TASK STATEMENT:
From the listing below, pull out the lines that hold "актом".

LISTED RECORDS:

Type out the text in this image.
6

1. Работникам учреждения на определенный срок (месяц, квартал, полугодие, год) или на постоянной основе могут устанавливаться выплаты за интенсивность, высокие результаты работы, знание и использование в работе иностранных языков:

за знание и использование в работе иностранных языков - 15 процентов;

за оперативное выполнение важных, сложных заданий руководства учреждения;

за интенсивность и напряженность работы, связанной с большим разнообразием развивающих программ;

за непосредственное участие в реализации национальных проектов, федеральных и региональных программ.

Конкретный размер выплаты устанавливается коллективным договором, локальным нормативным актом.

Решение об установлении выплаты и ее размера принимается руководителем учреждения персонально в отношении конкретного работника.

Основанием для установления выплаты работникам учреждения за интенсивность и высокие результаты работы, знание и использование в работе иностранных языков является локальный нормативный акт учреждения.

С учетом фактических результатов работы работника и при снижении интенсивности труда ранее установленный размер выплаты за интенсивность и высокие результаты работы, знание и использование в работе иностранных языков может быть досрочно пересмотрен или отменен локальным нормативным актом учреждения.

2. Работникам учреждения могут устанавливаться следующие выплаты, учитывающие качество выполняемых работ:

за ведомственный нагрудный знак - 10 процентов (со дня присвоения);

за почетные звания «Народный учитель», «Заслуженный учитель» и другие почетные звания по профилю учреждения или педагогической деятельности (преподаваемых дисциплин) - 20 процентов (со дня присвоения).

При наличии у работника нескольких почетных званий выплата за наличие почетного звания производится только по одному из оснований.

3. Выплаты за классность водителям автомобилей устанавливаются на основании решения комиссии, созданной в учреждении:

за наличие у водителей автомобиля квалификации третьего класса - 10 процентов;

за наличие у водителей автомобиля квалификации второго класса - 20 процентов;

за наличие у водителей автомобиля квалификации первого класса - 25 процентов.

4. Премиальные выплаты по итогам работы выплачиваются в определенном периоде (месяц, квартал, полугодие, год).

OUTPUT BELOW:
Конкретный размер выплаты устанавливается коллективным договором, локальным нормативным актом.
С учетом фактических результатов работы работника и при снижении интенсивности труда ранее установленный размер выплаты за интенсивность и высокие результаты работы, знание и использование в работе иностранных языков может быть досрочно пересмотрен или отменен локальным нормативным актом учреждения.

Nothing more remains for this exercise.